Dataset listings of figures
--- Start ---

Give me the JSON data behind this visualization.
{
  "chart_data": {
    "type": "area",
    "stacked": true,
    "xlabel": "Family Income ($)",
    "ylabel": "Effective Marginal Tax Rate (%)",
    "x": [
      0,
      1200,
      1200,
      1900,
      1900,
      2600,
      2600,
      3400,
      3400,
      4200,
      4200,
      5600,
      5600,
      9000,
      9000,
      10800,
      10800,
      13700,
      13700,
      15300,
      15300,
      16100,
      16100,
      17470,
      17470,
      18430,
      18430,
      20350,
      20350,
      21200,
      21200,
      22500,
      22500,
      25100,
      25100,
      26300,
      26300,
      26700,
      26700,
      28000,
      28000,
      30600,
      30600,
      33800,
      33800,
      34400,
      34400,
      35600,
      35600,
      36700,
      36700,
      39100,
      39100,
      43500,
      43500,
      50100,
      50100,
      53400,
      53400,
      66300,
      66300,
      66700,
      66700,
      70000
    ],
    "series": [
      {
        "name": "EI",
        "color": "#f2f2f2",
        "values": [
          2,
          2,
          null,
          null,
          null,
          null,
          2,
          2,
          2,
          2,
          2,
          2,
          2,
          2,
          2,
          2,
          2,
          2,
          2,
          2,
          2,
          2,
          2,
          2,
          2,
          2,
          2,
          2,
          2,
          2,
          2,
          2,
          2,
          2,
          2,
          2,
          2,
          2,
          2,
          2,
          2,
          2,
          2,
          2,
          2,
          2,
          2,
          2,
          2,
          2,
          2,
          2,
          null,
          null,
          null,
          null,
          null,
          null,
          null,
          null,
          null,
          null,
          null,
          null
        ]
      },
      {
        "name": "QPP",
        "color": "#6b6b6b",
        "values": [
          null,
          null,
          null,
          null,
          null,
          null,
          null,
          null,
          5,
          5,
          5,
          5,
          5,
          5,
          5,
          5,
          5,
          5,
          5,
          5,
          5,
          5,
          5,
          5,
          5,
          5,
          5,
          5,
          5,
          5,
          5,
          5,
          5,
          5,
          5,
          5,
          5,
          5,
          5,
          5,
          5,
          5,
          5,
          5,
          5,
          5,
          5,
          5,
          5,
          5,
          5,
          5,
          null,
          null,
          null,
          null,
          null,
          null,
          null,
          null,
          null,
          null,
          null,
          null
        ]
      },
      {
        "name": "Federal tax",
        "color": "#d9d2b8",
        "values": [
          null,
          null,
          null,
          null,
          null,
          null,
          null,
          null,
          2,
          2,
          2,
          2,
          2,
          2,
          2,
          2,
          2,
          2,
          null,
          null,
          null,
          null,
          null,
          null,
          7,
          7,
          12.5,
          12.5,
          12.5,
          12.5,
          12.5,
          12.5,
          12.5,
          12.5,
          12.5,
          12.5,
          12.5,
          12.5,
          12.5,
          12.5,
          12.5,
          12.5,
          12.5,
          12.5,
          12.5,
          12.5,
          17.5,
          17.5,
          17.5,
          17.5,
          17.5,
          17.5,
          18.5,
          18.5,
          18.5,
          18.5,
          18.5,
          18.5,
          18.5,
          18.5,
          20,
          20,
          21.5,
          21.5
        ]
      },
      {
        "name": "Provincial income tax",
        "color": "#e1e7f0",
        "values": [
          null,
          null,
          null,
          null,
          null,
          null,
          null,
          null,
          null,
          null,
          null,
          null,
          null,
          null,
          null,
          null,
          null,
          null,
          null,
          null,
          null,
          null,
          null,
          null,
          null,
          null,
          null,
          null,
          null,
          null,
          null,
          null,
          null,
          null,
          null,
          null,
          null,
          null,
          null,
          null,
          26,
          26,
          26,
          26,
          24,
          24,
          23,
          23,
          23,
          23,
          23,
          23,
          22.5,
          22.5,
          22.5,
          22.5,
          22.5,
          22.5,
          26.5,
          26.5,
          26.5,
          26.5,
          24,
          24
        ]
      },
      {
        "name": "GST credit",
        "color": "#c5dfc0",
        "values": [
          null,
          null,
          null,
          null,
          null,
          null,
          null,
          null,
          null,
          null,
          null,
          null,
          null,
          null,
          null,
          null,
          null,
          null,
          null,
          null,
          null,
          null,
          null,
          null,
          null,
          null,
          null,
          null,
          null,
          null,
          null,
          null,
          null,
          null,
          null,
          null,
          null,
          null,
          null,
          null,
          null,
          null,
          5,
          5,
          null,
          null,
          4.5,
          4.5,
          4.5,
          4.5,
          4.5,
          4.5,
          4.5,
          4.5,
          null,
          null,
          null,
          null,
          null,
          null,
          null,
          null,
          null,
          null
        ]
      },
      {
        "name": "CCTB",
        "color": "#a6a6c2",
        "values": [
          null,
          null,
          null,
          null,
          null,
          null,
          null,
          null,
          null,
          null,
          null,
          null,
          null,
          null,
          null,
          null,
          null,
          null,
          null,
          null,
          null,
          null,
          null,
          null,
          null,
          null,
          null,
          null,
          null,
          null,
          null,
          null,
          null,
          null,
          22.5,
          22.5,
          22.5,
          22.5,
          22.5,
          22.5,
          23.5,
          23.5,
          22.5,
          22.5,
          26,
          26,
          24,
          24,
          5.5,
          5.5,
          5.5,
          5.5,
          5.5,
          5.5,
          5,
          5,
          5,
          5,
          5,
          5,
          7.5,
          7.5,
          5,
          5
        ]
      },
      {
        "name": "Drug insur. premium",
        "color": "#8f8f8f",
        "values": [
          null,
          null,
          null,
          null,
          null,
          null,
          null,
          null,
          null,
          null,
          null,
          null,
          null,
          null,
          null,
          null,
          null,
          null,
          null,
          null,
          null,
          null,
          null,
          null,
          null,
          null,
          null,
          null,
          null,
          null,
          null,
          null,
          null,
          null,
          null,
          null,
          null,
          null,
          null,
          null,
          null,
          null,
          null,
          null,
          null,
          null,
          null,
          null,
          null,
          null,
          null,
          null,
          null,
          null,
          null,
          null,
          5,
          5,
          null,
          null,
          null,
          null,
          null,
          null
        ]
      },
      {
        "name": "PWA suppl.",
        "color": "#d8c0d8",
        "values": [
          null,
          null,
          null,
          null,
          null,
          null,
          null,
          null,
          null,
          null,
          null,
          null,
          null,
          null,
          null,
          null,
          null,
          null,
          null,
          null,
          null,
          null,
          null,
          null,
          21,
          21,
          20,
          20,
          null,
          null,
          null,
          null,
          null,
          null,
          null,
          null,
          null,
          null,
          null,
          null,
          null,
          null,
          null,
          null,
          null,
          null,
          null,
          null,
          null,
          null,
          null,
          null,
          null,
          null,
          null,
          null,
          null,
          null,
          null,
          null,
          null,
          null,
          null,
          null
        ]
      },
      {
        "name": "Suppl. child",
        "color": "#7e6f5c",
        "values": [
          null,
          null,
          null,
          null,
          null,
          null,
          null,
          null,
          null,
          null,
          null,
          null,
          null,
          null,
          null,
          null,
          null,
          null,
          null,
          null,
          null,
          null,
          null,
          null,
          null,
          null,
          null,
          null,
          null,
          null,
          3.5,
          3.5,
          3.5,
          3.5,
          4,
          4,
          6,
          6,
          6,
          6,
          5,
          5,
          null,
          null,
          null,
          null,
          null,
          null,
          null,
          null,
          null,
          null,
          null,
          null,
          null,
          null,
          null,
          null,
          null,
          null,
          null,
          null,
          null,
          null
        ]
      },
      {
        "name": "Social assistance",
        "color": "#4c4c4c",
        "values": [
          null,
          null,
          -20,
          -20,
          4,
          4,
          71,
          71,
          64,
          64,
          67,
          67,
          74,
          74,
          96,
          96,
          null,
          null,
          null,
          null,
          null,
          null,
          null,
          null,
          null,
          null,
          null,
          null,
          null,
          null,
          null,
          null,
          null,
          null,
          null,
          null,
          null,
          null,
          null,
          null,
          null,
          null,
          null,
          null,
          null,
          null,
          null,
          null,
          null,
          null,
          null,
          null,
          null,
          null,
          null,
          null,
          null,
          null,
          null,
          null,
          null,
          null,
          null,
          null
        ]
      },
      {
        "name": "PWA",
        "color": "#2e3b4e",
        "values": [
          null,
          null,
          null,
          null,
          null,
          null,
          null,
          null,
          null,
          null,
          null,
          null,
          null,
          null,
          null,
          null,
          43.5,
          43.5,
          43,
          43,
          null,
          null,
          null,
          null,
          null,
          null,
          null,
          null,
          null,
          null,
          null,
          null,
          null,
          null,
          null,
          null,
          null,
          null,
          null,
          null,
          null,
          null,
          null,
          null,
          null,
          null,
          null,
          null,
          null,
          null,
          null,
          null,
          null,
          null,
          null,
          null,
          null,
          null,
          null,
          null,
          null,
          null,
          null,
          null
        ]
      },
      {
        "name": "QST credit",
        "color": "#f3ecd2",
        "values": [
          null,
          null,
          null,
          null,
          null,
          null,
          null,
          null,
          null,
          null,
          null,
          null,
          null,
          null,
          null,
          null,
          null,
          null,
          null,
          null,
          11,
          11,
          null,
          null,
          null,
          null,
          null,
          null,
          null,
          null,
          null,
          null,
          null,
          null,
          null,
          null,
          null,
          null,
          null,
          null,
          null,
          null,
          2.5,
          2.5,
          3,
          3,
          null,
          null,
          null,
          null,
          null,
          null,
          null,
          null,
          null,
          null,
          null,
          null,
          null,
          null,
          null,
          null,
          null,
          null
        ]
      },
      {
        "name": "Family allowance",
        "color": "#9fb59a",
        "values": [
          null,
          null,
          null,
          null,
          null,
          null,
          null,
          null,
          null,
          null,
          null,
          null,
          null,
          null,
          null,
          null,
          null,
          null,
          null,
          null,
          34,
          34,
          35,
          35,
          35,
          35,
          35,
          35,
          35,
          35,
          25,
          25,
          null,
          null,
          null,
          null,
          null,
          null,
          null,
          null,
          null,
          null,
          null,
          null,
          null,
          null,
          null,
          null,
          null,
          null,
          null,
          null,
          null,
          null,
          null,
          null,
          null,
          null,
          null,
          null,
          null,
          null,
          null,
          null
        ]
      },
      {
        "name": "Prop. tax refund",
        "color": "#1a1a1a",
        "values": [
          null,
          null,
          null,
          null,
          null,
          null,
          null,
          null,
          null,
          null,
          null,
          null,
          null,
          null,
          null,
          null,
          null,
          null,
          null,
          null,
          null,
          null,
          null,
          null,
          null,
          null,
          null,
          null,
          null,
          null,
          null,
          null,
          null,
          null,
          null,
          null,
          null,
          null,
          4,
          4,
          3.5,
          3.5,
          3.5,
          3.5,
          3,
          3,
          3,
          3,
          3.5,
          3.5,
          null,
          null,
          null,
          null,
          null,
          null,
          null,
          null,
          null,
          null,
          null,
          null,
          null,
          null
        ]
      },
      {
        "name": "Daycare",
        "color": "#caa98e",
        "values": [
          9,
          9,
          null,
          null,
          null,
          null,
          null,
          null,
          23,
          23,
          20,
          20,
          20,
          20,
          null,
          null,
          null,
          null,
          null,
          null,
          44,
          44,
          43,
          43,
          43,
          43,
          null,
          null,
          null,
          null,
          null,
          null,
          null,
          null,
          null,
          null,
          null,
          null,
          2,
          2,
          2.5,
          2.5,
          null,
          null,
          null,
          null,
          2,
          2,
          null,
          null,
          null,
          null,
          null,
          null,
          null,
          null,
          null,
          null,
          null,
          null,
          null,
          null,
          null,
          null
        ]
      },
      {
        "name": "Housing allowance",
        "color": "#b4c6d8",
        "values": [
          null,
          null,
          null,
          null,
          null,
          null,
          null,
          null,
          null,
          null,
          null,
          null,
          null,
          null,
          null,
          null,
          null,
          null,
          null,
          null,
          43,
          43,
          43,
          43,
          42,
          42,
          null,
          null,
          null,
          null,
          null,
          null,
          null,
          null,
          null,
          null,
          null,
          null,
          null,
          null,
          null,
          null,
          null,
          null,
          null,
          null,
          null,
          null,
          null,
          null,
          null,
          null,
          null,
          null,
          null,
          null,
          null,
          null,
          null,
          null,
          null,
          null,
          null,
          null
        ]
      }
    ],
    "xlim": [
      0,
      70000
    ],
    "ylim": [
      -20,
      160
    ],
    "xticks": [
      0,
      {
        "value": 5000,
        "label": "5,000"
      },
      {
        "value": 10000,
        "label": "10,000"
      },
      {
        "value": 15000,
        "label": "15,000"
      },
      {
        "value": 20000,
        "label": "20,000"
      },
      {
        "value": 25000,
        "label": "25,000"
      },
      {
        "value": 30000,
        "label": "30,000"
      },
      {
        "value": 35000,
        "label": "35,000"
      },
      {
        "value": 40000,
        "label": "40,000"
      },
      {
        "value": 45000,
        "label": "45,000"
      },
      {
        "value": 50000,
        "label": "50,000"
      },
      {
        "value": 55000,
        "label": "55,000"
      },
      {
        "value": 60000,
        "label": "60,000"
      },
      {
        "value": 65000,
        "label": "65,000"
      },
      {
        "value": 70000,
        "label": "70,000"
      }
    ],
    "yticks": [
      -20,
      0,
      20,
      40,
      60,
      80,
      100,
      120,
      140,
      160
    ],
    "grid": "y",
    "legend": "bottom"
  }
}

--- End ---

• Problem details: Identify and copy all lines with the word "Family".

• Exercise result:
    "xlabel": "Family Income ($)",
        "name": "Family allowance",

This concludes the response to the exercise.